Each line that holds the word "sous" should be returned.

Start of MATERIAL SUPPLIED

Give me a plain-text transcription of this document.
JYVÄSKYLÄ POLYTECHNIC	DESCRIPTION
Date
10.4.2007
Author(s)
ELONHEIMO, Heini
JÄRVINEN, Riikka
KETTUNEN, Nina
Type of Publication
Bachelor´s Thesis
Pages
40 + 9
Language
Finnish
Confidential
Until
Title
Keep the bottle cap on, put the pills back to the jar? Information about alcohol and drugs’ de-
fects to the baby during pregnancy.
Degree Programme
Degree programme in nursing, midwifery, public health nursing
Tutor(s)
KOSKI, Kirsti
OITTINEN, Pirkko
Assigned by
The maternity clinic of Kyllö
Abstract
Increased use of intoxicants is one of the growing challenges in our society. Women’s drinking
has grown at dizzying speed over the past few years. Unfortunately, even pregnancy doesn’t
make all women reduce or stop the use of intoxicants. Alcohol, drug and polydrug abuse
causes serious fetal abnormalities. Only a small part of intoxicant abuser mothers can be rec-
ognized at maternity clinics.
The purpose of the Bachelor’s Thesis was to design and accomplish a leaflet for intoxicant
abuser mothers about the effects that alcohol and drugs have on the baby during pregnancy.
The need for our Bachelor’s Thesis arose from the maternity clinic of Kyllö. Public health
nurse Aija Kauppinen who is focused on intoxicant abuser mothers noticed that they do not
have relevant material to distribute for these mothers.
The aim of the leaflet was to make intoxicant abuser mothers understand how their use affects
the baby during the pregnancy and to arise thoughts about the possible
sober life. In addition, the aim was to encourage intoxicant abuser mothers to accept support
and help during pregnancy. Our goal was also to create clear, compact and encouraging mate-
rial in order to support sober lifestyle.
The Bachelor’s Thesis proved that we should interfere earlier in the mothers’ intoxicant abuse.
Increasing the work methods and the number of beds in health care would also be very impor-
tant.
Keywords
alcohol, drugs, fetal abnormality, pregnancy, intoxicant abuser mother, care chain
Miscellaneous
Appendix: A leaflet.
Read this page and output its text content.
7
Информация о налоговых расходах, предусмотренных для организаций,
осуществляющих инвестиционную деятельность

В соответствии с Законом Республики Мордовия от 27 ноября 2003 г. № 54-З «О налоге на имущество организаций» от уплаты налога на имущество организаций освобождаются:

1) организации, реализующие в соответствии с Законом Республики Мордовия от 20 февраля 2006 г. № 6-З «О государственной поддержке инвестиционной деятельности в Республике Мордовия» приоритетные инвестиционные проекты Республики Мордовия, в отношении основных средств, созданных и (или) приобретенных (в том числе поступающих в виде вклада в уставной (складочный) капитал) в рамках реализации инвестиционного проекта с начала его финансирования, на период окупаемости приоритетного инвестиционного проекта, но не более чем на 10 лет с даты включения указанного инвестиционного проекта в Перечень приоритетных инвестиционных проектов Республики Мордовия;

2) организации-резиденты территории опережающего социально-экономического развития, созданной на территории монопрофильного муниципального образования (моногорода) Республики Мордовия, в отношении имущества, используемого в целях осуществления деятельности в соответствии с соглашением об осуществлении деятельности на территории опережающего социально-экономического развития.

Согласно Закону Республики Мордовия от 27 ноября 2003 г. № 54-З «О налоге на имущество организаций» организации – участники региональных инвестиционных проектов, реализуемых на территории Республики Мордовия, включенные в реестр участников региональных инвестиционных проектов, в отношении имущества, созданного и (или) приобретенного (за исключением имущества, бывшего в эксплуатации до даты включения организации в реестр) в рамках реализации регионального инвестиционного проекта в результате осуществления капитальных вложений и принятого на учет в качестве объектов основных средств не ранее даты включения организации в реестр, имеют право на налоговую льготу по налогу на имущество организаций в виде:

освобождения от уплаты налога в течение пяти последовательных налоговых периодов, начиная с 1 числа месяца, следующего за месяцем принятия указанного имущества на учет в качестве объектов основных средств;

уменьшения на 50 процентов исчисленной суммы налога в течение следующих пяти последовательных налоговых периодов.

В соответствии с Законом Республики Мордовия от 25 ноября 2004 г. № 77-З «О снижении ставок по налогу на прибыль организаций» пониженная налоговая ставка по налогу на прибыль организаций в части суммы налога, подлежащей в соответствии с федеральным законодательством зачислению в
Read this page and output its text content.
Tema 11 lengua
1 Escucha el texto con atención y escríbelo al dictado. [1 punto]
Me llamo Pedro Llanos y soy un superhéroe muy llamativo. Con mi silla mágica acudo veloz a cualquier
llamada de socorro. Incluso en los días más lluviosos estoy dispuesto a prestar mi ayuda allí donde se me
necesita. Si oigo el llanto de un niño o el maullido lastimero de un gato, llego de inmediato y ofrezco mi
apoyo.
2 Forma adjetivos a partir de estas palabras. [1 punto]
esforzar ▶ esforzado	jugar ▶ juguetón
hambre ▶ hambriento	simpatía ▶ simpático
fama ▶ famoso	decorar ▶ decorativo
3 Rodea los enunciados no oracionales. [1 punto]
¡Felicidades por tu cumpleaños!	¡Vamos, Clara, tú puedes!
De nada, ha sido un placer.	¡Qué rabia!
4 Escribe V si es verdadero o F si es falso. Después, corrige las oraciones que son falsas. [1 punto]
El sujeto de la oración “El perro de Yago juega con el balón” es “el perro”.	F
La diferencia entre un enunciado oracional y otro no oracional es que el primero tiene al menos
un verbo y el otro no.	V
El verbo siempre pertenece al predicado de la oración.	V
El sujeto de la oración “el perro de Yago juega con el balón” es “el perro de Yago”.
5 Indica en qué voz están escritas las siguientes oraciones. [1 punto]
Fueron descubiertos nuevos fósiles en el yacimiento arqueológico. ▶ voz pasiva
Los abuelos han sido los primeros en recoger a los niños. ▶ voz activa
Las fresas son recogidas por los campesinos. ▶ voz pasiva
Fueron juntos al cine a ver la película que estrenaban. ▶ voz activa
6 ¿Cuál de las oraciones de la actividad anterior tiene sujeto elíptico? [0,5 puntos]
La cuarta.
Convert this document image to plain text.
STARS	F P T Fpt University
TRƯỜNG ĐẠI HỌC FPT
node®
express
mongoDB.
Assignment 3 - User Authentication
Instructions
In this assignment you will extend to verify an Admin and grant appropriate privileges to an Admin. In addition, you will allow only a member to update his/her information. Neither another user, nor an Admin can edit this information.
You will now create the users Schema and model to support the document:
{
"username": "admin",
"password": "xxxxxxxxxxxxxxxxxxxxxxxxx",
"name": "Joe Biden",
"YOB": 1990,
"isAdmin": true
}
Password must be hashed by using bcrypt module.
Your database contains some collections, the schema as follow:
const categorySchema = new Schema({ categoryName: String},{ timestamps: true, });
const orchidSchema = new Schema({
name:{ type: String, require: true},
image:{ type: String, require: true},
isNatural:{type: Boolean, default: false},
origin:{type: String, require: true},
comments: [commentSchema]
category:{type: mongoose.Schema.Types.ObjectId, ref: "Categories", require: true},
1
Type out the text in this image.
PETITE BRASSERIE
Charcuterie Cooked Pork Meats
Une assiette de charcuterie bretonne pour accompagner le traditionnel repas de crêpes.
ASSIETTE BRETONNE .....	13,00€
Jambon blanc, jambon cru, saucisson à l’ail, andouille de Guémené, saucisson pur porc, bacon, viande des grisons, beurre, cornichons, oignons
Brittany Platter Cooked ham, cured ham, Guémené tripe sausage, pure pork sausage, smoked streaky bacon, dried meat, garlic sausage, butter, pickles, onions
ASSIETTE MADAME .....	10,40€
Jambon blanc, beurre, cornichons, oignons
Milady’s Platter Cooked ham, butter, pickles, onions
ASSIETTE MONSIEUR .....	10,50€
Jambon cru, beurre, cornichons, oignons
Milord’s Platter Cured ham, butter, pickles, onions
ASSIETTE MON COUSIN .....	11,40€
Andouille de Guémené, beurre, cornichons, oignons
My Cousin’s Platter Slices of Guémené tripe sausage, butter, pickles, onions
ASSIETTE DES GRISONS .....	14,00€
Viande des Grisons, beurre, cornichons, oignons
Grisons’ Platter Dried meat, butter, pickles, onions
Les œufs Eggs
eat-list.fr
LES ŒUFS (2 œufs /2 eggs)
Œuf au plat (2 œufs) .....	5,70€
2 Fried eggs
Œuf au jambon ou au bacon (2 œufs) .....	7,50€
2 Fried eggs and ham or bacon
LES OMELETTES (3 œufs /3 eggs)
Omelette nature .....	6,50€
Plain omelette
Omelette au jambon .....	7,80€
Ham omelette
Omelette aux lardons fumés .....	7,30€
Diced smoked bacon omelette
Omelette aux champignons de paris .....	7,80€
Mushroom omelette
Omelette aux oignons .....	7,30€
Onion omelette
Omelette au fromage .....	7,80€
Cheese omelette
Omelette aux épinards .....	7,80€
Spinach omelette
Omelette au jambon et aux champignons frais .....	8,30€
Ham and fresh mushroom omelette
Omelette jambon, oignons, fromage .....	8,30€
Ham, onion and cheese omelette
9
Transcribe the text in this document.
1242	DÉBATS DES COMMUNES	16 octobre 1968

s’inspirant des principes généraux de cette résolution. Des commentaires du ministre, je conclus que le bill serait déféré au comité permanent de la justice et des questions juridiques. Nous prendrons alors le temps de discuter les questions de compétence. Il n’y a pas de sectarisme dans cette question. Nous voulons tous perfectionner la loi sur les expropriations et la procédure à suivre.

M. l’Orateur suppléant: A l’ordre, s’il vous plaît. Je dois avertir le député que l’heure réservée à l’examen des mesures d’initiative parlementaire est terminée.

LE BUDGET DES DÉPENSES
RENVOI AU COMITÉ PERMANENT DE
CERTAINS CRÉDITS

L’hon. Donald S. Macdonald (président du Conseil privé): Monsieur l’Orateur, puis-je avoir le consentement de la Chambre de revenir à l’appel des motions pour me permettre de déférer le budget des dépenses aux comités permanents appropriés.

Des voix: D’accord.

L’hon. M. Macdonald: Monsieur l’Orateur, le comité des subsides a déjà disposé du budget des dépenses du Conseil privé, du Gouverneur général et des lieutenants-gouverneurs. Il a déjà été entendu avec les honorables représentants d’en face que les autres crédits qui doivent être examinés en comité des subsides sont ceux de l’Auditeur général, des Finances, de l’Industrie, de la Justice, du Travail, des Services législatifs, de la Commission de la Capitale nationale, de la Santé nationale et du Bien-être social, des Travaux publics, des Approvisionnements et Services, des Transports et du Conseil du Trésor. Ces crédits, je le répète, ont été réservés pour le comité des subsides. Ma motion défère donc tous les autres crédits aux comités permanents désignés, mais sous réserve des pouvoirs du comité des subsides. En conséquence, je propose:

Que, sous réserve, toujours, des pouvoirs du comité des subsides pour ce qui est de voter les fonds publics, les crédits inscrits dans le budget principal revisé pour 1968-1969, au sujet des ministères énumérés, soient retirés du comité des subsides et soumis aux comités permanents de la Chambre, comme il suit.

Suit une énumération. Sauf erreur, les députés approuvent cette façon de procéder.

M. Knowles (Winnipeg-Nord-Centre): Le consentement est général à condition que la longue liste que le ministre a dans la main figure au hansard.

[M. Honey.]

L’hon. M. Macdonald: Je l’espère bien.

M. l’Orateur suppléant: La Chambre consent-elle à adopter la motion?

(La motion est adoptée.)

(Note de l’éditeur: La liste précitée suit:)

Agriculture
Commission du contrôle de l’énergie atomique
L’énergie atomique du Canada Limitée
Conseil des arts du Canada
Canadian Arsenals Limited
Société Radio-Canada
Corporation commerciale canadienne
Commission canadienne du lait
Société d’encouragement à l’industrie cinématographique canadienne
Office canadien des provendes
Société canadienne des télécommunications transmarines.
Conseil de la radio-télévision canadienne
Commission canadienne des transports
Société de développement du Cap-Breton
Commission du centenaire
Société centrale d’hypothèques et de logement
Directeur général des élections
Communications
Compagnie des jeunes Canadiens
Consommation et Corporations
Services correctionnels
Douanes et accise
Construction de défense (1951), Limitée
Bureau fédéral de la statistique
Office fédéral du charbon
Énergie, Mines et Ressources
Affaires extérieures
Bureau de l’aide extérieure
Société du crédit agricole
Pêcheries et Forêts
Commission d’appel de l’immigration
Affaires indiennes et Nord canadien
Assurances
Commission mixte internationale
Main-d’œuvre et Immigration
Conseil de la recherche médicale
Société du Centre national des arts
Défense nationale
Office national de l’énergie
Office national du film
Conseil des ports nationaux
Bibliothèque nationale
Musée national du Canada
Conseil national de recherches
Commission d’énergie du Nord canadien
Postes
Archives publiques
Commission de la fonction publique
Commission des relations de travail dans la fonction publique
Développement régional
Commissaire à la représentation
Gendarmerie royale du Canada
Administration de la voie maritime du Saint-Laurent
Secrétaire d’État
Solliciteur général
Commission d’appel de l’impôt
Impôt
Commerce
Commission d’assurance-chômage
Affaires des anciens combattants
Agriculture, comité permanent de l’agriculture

End of MATERIAL SUPPLIED

*TASK SOLUTION:*
L’hon. M. Macdonald: Monsieur l’Orateur, le comité des subsides a déjà disposé du budget des dépenses du Conseil privé, du Gouverneur général et des lieutenants-gouverneurs. Il a déjà été entendu avec les honorables représentants d’en face que les autres crédits qui doivent être examinés en comité des subsides sont ceux de l’Auditeur général, des Finances, de l’Industrie, de la Justice, du Travail, des Services législatifs, de la Commission de la Capitale nationale, de la Santé nationale et du Bien-être social, des Travaux publics, des Approvisionnements et Services, des Transports et du Conseil du Trésor. Ces crédits, je le répète, ont été réservés pour le comité des subsides. Ma motion défère donc tous les autres crédits aux comités permanents désignés, mais sous réserve des pouvoirs du comité des subsides. En conséquence, je propose:
Que, sous réserve, toujours, des pouvoirs du comité des subsides pour ce qui est de voter les fonds publics, les crédits inscrits dans le budget principal revisé pour 1968-1969, au sujet des ministères énumérés, soient retirés du comité des subsides et soumis aux comités permanents de la Chambre, comme il suit.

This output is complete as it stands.